## [DESCRIPTION OF THE TASK]
Without the pictures, can you quote each line below exactly?

Entries with figure data:
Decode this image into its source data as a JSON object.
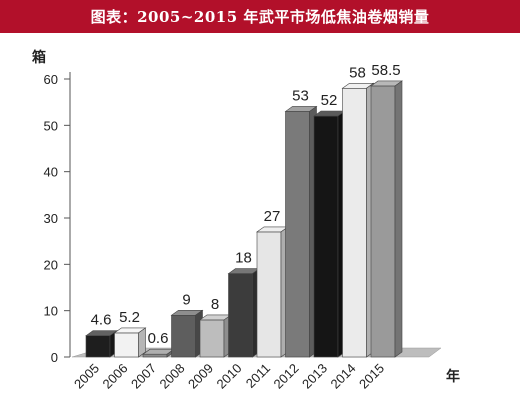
{
  "chart_data": {
    "type": "bar",
    "title": "图表：2005~2015 年武平市场低焦油卷烟销量",
    "ylabel": "箱",
    "xlabel": "年",
    "ylim": [
      0,
      60
    ],
    "yticks": [
      0,
      10,
      20,
      30,
      40,
      50,
      60
    ],
    "categories": [
      "2005",
      "2006",
      "2007",
      "2008",
      "2009",
      "2010",
      "2011",
      "2012",
      "2013",
      "2014",
      "2015"
    ],
    "values": [
      4.6,
      5.2,
      0.6,
      9,
      8,
      18,
      27,
      53,
      52,
      58,
      58.5
    ],
    "value_labels": [
      "4.6",
      "5.2",
      "0.6",
      "9",
      "8",
      "18",
      "27",
      "53",
      "52",
      "58",
      "58.5"
    ],
    "bar_colors": [
      "#1e1e1e",
      "#f2f2f2",
      "#8c8c8c",
      "#5e5e5e",
      "#bdbdbd",
      "#3c3c3c",
      "#e6e6e6",
      "#7a7a7a",
      "#151515",
      "#ebebeb",
      "#9a9a9a"
    ],
    "grid": false,
    "style": "3d-bars"
  }
}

## [CORRECT RESPONSE]
Decode this image into its source data as a JSON object.
{
  "chart_data": {
    "type": "bar",
    "title": "图表：2005~2015 年武平市场低焦油卷烟销量",
    "ylabel": "箱",
    "xlabel": "年",
    "ylim": [
      0,
      60
    ],
    "yticks": [
      0,
      10,
      20,
      30,
      40,
      50,
      60
    ],
    "categories": [
      "2005",
      "2006",
      "2007",
      "2008",
      "2009",
      "2010",
      "2011",
      "2012",
      "2013",
      "2014",
      "2015"
    ],
    "values": [
      4.6,
      5.2,
      0.6,
      9,
      8,
      18,
      27,
      53,
      52,
      58,
      58.5
    ],
    "value_labels": [
      "4.6",
      "5.2",
      "0.6",
      "9",
      "8",
      "18",
      "27",
      "53",
      "52",
      "58",
      "58.5"
    ],
    "bar_colors": [
      "#1e1e1e",
      "#f2f2f2",
      "#8c8c8c",
      "#5e5e5e",
      "#bdbdbd",
      "#3c3c3c",
      "#e6e6e6",
      "#7a7a7a",
      "#151515",
      "#ebebeb",
      "#9a9a9a"
    ],
    "grid": false,
    "style": "3d-bars"
  }
}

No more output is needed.